## Goal
Wherever a line in the data below holds "decimal", copy that line.
# # # #
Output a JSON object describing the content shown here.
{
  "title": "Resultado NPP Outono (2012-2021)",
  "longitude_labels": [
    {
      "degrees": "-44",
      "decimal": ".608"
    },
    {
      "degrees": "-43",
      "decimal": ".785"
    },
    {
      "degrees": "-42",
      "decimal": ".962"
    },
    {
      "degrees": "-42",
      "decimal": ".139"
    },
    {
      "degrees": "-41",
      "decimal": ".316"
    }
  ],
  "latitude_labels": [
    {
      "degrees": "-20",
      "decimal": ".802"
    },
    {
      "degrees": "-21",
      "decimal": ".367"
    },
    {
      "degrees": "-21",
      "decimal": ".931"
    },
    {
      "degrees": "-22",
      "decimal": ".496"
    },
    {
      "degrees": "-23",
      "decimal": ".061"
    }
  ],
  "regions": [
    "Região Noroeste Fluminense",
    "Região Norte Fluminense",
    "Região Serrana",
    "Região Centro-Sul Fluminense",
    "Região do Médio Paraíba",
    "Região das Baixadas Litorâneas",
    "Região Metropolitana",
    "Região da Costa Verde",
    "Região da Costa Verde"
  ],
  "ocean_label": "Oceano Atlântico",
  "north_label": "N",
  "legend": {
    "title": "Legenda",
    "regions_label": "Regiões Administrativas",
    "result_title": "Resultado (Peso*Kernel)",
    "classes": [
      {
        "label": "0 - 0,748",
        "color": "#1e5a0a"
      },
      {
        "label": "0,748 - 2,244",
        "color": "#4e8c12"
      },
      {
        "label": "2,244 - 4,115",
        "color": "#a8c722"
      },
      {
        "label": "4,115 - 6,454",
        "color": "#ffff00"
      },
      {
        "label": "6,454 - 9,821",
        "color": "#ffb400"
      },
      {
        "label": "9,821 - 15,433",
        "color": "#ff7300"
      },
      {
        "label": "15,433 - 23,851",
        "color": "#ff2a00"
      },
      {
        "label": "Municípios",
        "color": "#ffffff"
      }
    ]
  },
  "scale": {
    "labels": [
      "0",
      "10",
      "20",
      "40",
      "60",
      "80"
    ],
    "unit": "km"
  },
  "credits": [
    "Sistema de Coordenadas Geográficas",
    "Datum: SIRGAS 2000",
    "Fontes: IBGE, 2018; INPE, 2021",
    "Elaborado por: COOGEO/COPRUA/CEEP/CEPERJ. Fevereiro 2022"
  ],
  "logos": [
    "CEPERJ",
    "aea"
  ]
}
# # # #
## Reply
      "decimal": ".608"
      "decimal": ".785"
      "decimal": ".962"
      "decimal": ".139"
      "decimal": ".316"
      "decimal": ".802"
      "decimal": ".367"
      "decimal": ".931"
      "decimal": ".496"
      "decimal": ".061"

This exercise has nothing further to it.